── EXCERPTED RECORDS
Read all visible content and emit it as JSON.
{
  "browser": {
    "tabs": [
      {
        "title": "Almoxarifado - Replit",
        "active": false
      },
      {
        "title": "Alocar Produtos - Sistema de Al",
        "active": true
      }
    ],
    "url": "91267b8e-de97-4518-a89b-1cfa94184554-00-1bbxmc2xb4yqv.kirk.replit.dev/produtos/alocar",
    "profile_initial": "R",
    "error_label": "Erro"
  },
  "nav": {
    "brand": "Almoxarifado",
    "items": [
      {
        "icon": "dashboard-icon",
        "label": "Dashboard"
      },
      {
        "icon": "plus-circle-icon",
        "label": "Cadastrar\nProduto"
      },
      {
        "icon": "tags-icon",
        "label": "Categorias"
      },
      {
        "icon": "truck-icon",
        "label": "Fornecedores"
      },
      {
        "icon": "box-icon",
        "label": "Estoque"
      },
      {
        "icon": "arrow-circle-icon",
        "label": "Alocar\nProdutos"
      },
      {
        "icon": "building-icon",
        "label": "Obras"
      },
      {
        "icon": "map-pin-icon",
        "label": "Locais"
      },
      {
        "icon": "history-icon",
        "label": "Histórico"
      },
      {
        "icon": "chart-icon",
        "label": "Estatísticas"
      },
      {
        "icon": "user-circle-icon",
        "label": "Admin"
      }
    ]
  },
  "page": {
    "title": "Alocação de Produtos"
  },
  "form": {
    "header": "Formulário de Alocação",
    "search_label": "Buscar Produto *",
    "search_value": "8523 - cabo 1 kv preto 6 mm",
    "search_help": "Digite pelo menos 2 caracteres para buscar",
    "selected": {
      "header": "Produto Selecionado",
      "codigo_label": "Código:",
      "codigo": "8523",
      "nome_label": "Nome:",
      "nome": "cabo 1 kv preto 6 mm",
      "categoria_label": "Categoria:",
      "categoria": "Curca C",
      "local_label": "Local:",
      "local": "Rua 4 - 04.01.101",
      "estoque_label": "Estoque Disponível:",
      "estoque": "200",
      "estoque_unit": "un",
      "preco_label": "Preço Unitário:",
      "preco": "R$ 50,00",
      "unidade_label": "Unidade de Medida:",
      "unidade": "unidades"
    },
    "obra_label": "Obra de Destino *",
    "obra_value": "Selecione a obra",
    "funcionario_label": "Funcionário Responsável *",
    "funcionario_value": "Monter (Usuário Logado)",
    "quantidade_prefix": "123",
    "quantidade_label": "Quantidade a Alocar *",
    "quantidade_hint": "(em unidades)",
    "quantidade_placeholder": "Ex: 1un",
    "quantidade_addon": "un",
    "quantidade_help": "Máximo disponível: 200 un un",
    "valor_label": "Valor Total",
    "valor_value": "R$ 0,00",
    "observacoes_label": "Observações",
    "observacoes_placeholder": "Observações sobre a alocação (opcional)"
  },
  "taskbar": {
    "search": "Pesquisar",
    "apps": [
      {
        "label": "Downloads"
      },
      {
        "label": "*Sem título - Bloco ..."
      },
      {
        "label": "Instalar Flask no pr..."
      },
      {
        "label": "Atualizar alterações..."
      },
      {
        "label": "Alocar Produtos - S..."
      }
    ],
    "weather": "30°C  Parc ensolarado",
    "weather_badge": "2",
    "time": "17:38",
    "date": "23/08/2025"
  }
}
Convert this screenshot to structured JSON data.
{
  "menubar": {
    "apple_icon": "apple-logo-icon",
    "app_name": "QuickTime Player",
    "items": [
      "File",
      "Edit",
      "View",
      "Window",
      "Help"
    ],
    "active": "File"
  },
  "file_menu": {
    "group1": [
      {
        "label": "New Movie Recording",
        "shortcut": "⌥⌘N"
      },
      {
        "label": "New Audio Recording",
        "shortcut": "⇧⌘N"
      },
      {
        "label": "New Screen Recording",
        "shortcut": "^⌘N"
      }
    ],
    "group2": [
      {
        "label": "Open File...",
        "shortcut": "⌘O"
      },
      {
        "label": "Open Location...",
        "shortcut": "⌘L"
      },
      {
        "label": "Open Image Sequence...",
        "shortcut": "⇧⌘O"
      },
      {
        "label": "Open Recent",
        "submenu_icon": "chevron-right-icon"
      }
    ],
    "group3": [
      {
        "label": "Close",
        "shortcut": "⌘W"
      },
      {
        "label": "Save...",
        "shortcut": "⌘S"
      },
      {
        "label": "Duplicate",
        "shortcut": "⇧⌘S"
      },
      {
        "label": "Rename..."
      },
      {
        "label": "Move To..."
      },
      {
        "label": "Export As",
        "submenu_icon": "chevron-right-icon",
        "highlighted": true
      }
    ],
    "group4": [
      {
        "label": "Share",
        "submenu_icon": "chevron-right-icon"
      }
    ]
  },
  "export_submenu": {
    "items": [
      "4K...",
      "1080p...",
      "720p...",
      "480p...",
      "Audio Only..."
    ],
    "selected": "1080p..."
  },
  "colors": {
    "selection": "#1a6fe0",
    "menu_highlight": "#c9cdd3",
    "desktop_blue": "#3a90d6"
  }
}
────
Output each record precisely as given.

**FINISHED ANSWER**
Read all visible content and emit it as JSON.
{
  "browser": {
    "tabs": [
      {
        "title": "Almoxarifado - Replit",
        "active": false
      },
      {
        "title": "Alocar Produtos - Sistema de Al",
        "active": true
      }
    ],
    "url": "91267b8e-de97-4518-a89b-1cfa94184554-00-1bbxmc2xb4yqv.kirk.replit.dev/produtos/alocar",
    "profile_initial": "R",
    "error_label": "Erro"
  },
  "nav": {
    "brand": "Almoxarifado",
    "items": [
      {
        "icon": "dashboard-icon",
        "label": "Dashboard"
      },
      {
        "icon": "plus-circle-icon",
        "label": "Cadastrar\nProduto"
      },
      {
        "icon": "tags-icon",
        "label": "Categorias"
      },
      {
        "icon": "truck-icon",
        "label": "Fornecedores"
      },
      {
        "icon": "box-icon",
        "label": "Estoque"
      },
      {
        "icon": "arrow-circle-icon",
        "label": "Alocar\nProdutos"
      },
      {
        "icon": "building-icon",
        "label": "Obras"
      },
      {
        "icon": "map-pin-icon",
        "label": "Locais"
      },
      {
        "icon": "history-icon",
        "label": "Histórico"
      },
      {
        "icon": "chart-icon",
        "label": "Estatísticas"
      },
      {
        "icon": "user-circle-icon",
        "label": "Admin"
      }
    ]
  },
  "page": {
    "title": "Alocação de Produtos"
  },
  "form": {
    "header": "Formulário de Alocação",
    "search_label": "Buscar Produto *",
    "search_value": "8523 - cabo 1 kv preto 6 mm",
    "search_help": "Digite pelo menos 2 caracteres para buscar",
    "selected": {
      "header": "Produto Selecionado",
      "codigo_label": "Código:",
      "codigo": "8523",
      "nome_label": "Nome:",
      "nome": "cabo 1 kv preto 6 mm",
      "categoria_label": "Categoria:",
      "categoria": "Curca C",
      "local_label": "Local:",
      "local": "Rua 4 - 04.01.101",
      "estoque_label": "Estoque Disponível:",
      "estoque": "200",
      "estoque_unit": "un",
      "preco_label": "Preço Unitário:",
      "preco": "R$ 50,00",
      "unidade_label": "Unidade de Medida:",
      "unidade": "unidades"
    },
    "obra_label": "Obra de Destino *",
    "obra_value": "Selecione a obra",
    "funcionario_label": "Funcionário Responsável *",
    "funcionario_value": "Monter (Usuário Logado)",
    "quantidade_prefix": "123",
    "quantidade_label": "Quantidade a Alocar *",
    "quantidade_hint": "(em unidades)",
    "quantidade_placeholder": "Ex: 1un",
    "quantidade_addon": "un",
    "quantidade_help": "Máximo disponível: 200 un un",
    "valor_label": "Valor Total",
    "valor_value": "R$ 0,00",
    "observacoes_label": "Observações",
    "observacoes_placeholder": "Observações sobre a alocação (opcional)"
  },
  "taskbar": {
    "search": "Pesquisar",
    "apps": [
      {
        "label": "Downloads"
      },
      {
        "label": "*Sem título - Bloco ..."
      },
      {
        "label": "Instalar Flask no pr..."
      },
      {
        "label": "Atualizar alterações..."
      },
      {
        "label": "Alocar Produtos - S..."
      }
    ],
    "weather": "30°C  Parc ensolarado",
    "weather_badge": "2",
    "time": "17:38",
    "date": "23/08/2025"
  }
}
Convert this screenshot to structured JSON data.
{
  "menubar": {
    "apple_icon": "apple-logo-icon",
    "app_name": "QuickTime Player",
    "items": [
      "File",
      "Edit",
      "View",
      "Window",
      "Help"
    ],
    "active": "File"
  },
  "file_menu": {
    "group1": [
      {
        "label": "New Movie Recording",
        "shortcut": "⌥⌘N"
      },
      {
        "label": "New Audio Recording",
        "shortcut": "⇧⌘N"
      },
      {
        "label": "New Screen Recording",
        "shortcut": "^⌘N"
      }
    ],
    "group2": [
      {
        "label": "Open File...",
        "shortcut": "⌘O"
      },
      {
        "label": "Open Location...",
        "shortcut": "⌘L"
      },
      {
        "label": "Open Image Sequence...",
        "shortcut": "⇧⌘O"
      },
      {
        "label": "Open Recent",
        "submenu_icon": "chevron-right-icon"
      }
    ],
    "group3": [
      {
        "label": "Close",
        "shortcut": "⌘W"
      },
      {
        "label": "Save...",
        "shortcut": "⌘S"
      },
      {
        "label": "Duplicate",
        "shortcut": "⇧⌘S"
      },
      {
        "label": "Rename..."
      },
      {
        "label": "Move To..."
      },
      {
        "label": "Export As",
        "submenu_icon": "chevron-right-icon",
        "highlighted": true
      }
    ],
    "group4": [
      {
        "label": "Share",
        "submenu_icon": "chevron-right-icon"
      }
    ]
  },
  "export_submenu": {
    "items": [
      "4K...",
      "1080p...",
      "720p...",
      "480p...",
      "Audio Only..."
    ],
    "selected": "1080p..."
  },
  "colors": {
    "selection": "#1a6fe0",
    "menu_highlight": "#c9cdd3",
    "desktop_blue": "#3a90d6"
  }
}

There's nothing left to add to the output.